▶ **Aim of the task**: In your copy, leave out the pictures and repeat the entries below exactly.

[Data records]
==================================================

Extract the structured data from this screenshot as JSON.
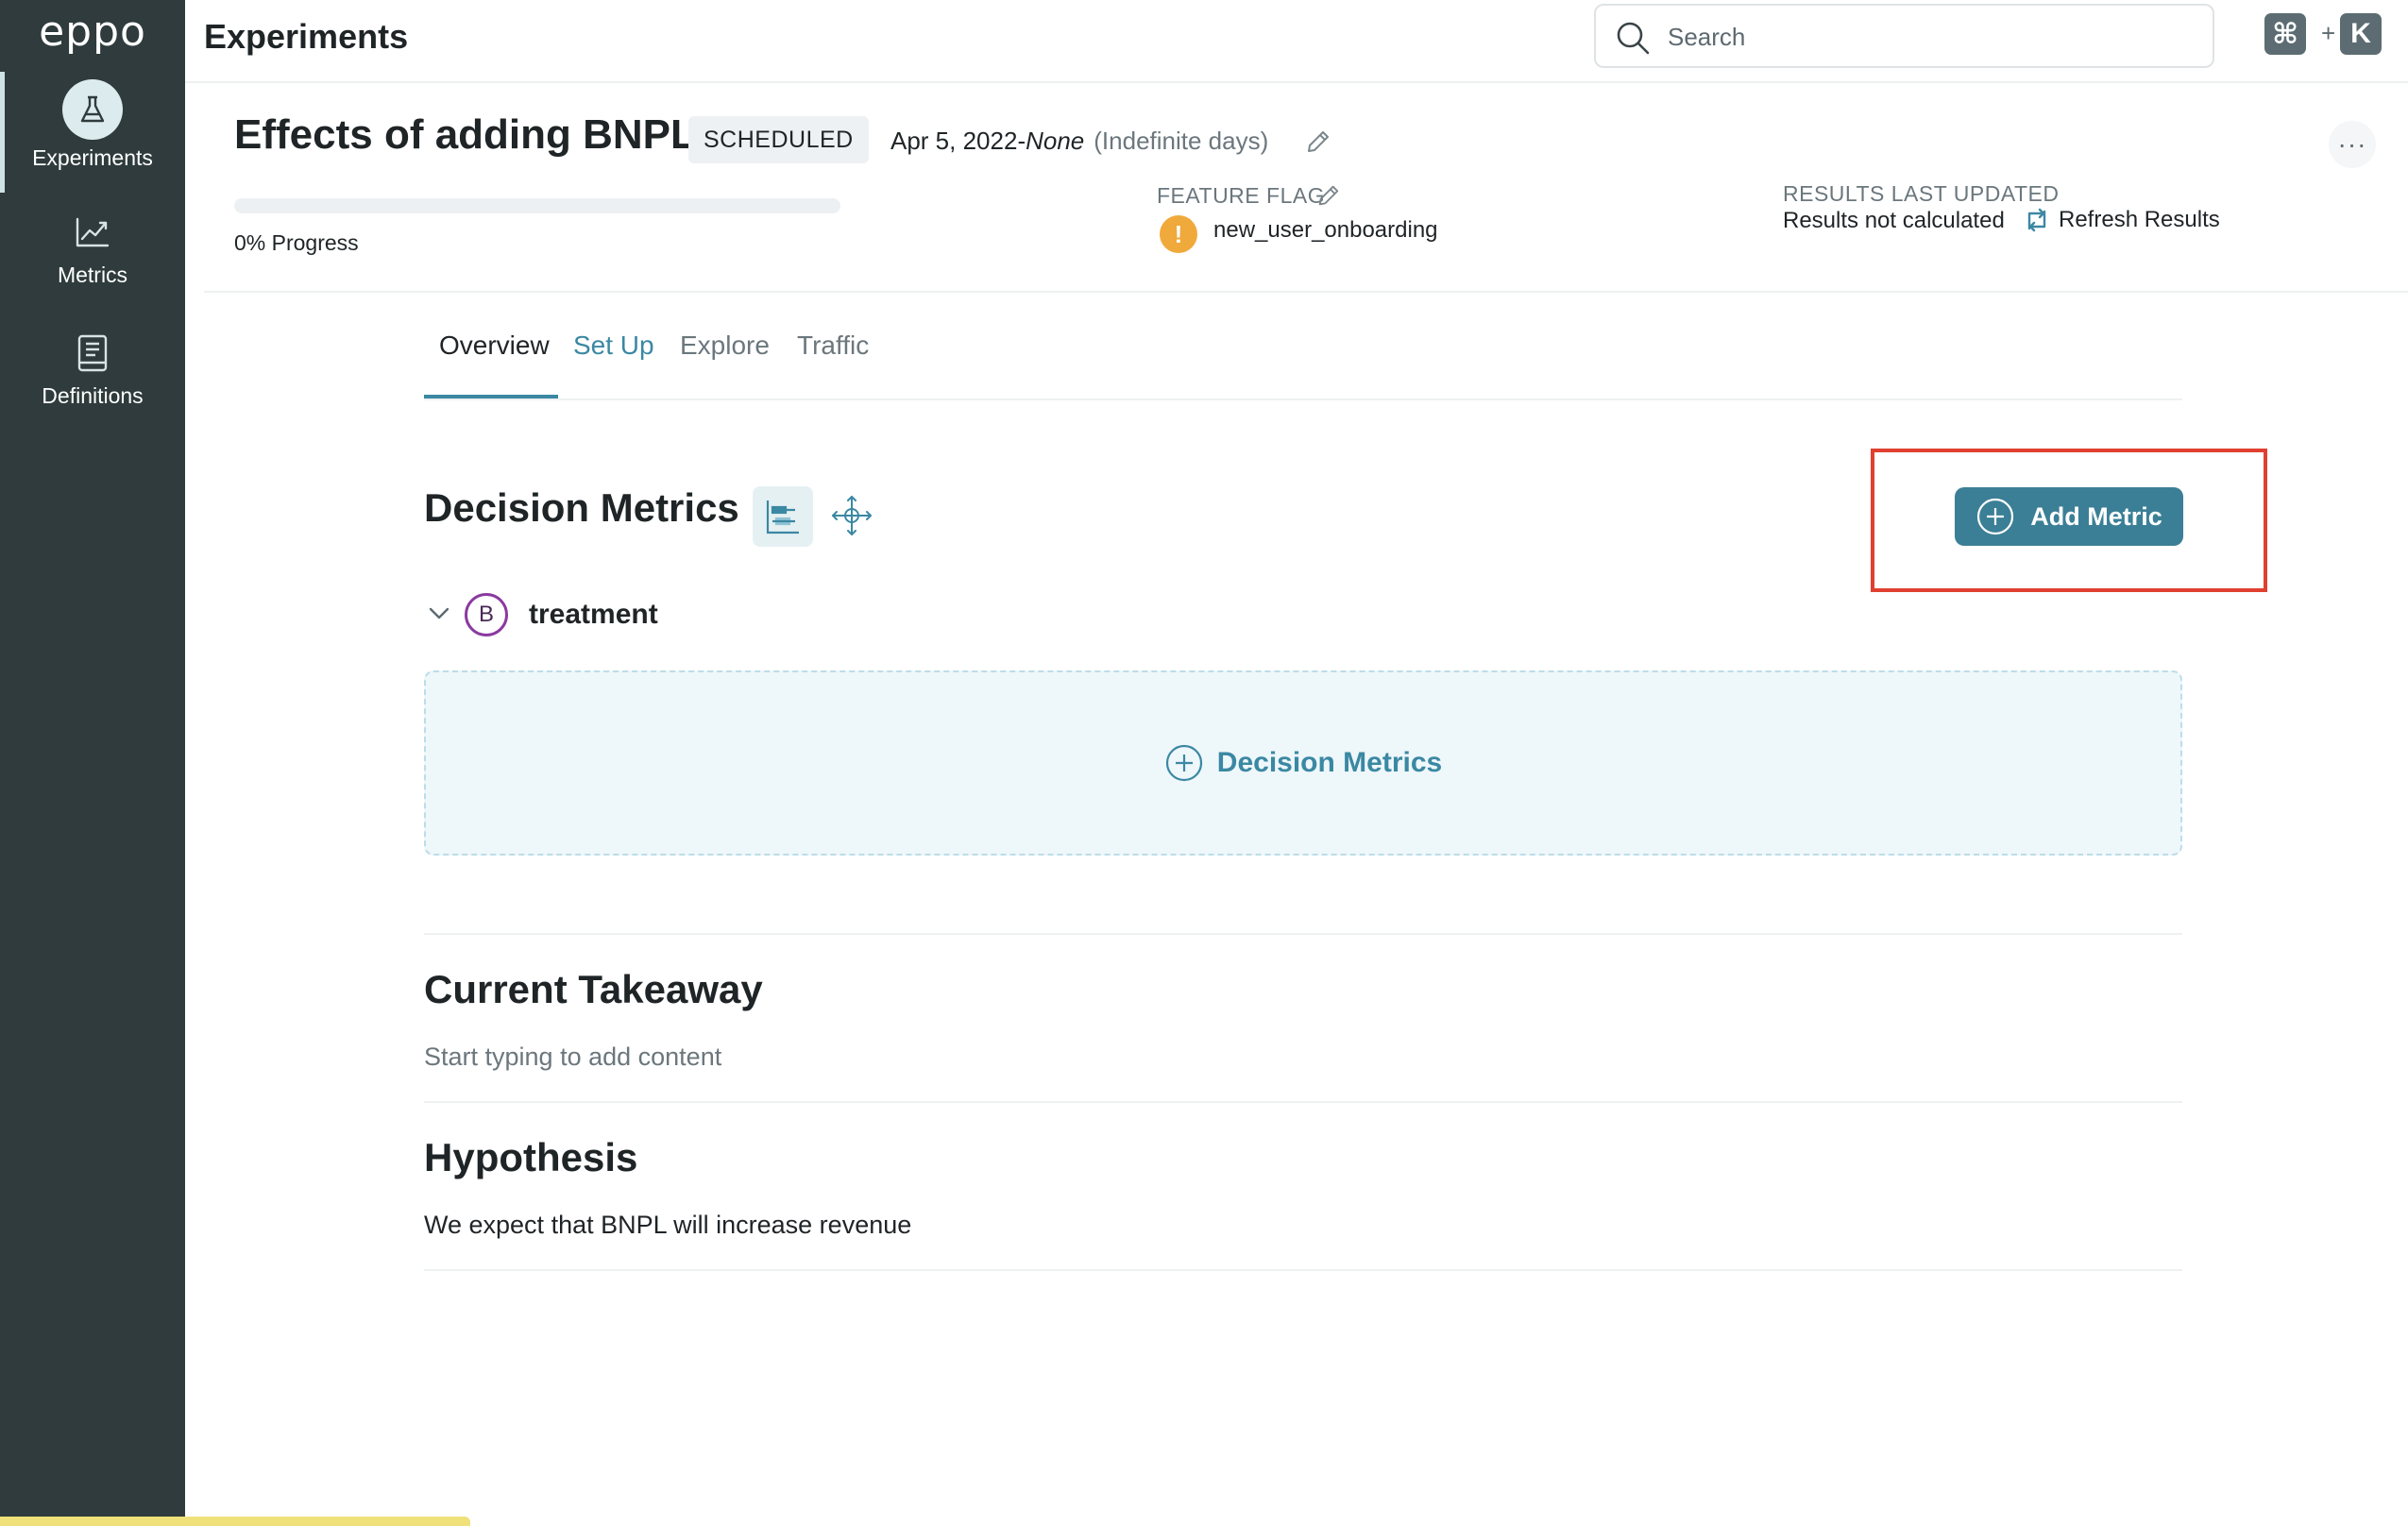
{
  "app": {
    "logo": "eppo",
    "page_title": "Experiments"
  },
  "sidebar": {
    "items": [
      {
        "label": "Experiments",
        "icon": "flask-icon",
        "active": true
      },
      {
        "label": "Metrics",
        "icon": "line-chart-icon",
        "active": false
      },
      {
        "label": "Definitions",
        "icon": "book-icon",
        "active": false
      }
    ]
  },
  "search": {
    "placeholder": "Search",
    "shortcut_modifier": "⌘",
    "shortcut_plus": "+",
    "shortcut_key": "K"
  },
  "experiment": {
    "title": "Effects of adding BNPL",
    "status_badge": "SCHEDULED",
    "start_date": "Apr 5, 2022",
    "date_separator": "-",
    "end_date": "None",
    "duration": "(Indefinite days)",
    "progress_percent": 0,
    "progress_label": "0% Progress",
    "feature_flag_label": "FEATURE FLAG",
    "feature_flag_value": "new_user_onboarding",
    "results_label": "RESULTS LAST UPDATED",
    "results_status": "Results not calculated",
    "refresh_label": "Refresh Results",
    "more_label": "···"
  },
  "tabs": [
    {
      "label": "Overview",
      "active": true
    },
    {
      "label": "Set Up",
      "active": false
    },
    {
      "label": "Explore",
      "active": false
    },
    {
      "label": "Traffic",
      "active": false
    }
  ],
  "decision_metrics": {
    "title": "Decision Metrics",
    "add_button": "Add Metric",
    "variant_letter": "B",
    "variant_name": "treatment",
    "empty_action": "Decision Metrics"
  },
  "takeaway": {
    "title": "Current Takeaway",
    "placeholder": "Start typing to add content"
  },
  "hypothesis": {
    "title": "Hypothesis",
    "text": "We expect that BNPL will increase revenue"
  },
  "colors": {
    "sidebar_bg": "#2f3b3c",
    "accent": "#3b88a3",
    "button_bg": "#3b7f96",
    "warning": "#f0a93b",
    "highlight_border": "#e04030",
    "variant_ring": "#8b3aa0"
  }
}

==================================================

▶ **Finished exercise**:
Extract the structured data from this screenshot as JSON.
{
  "app": {
    "logo": "eppo",
    "page_title": "Experiments"
  },
  "sidebar": {
    "items": [
      {
        "label": "Experiments",
        "icon": "flask-icon",
        "active": true
      },
      {
        "label": "Metrics",
        "icon": "line-chart-icon",
        "active": false
      },
      {
        "label": "Definitions",
        "icon": "book-icon",
        "active": false
      }
    ]
  },
  "search": {
    "placeholder": "Search",
    "shortcut_modifier": "⌘",
    "shortcut_plus": "+",
    "shortcut_key": "K"
  },
  "experiment": {
    "title": "Effects of adding BNPL",
    "status_badge": "SCHEDULED",
    "start_date": "Apr 5, 2022",
    "date_separator": "-",
    "end_date": "None",
    "duration": "(Indefinite days)",
    "progress_percent": 0,
    "progress_label": "0% Progress",
    "feature_flag_label": "FEATURE FLAG",
    "feature_flag_value": "new_user_onboarding",
    "results_label": "RESULTS LAST UPDATED",
    "results_status": "Results not calculated",
    "refresh_label": "Refresh Results",
    "more_label": "···"
  },
  "tabs": [
    {
      "label": "Overview",
      "active": true
    },
    {
      "label": "Set Up",
      "active": false
    },
    {
      "label": "Explore",
      "active": false
    },
    {
      "label": "Traffic",
      "active": false
    }
  ],
  "decision_metrics": {
    "title": "Decision Metrics",
    "add_button": "Add Metric",
    "variant_letter": "B",
    "variant_name": "treatment",
    "empty_action": "Decision Metrics"
  },
  "takeaway": {
    "title": "Current Takeaway",
    "placeholder": "Start typing to add content"
  },
  "hypothesis": {
    "title": "Hypothesis",
    "text": "We expect that BNPL will increase revenue"
  },
  "colors": {
    "sidebar_bg": "#2f3b3c",
    "accent": "#3b88a3",
    "button_bg": "#3b7f96",
    "warning": "#f0a93b",
    "highlight_border": "#e04030",
    "variant_ring": "#8b3aa0"
  }
}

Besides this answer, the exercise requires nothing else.